● **Your goal**:
Pick up the claims for the financial information management system below and continue them from the point where they stop.

1. A system for managing financial information, comprising:
a processor configured to:
receive data associated with a plurality of financial accounts;
process the data, wherein processing comprises one of categorizing, summarizing, or aggregating; and
generate an interface displaying the processed data.
2. The system of claim 1, wherein receiving data associated with a plurality of financial accounts comprises:
receiving login information associated with a plurality of accounts; and
retrieving data from the plurality of financial accounts using the login information.
3. The system of claim 1, wherein receiving data associated with a plurality of financial accounts comprises receiving information from a financial institution.
4. The system of claim 1, wherein the method for processing the data is dependent on the source of the financial information.
5. The system of claim 1, wherein the processor is further configured to:
receive user input categorizing expenses and income into a budget;
receive actual expenses and income;
reconcile the actual expenses and income with the categorized expenses and income; and
generate an interface for displaying the reconciled expenses and income.
6. The system of claim 1, wherein the processor is further configured to:
calculate a projected payoff forecast for a debt; and
generate an interface for displaying the calculated projected payoff.
7. The system of claim 1, wherein the processor is further configured to:
determine options for restructuring or refinancing a debt; and
generate an interface for displaying the determined options for restructuring or refinancing the debt.
8. The system of claim 1, wherein the processor is further configured to:
receive input listing the order in which to payoff debts;
determine the amount of money saved on interest based on the order of payoff;
generate an interface for displaying the determined amount of money saved; and
generate an interface for displaying options for using the money saved.

(Records from a dataset)

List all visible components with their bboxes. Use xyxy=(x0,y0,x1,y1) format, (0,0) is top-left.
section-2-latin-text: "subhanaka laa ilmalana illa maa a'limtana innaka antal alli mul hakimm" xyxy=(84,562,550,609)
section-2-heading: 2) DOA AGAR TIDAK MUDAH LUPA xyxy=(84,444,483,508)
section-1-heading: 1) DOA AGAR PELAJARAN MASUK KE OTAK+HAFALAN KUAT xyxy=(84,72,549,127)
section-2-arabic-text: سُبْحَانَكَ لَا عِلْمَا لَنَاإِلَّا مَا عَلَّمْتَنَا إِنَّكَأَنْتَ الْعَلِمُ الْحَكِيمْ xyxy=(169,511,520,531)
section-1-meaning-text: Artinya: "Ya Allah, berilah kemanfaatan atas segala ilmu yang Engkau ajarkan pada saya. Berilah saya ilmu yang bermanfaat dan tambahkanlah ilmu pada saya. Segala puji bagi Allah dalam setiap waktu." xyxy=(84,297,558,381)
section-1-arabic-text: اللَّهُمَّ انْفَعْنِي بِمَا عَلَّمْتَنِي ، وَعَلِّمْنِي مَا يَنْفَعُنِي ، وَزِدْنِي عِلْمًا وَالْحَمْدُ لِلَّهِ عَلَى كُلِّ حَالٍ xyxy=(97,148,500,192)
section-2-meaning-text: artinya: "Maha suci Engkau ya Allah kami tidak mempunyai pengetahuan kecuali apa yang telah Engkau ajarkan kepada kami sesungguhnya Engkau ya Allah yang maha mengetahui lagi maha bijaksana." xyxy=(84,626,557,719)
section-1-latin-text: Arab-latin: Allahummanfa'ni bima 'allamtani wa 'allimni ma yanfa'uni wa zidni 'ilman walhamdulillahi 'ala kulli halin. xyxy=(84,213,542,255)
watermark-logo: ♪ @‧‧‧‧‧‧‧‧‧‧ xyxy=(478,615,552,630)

● **Result for this exercise**:
9. The system of claim 1, wherein the processor is further configured to:
retrieve a credit score; and
generate an interface for displaying the credit score.
10. The system of claim 9. wherein the processor is further configured to:
identify credit repair information; and
generate an interface for displaying information about repairing the credit score.
11. The system of claim 9, wherein the processor is further configured to:
determine one or more strategic offers based on the credit score; and
generate an interface for presenting one or more strategic offers.
12. The system of claim 1, wherein the processor is further configured to:
identify affiliate partners to help improve a credit score; and
generate an interface for displaying the affiliate partners.
13. The system of claim 1, wherein the processor is further configured to:
provide rewards based on use of the system; and
generate an interface for displaying the provided rewards.
14. The system of claim 1, wherein the processor is further configured to:
receive information relevant to identity theft; and
generate an interface for displaying information about protection from identity theft based on the received information.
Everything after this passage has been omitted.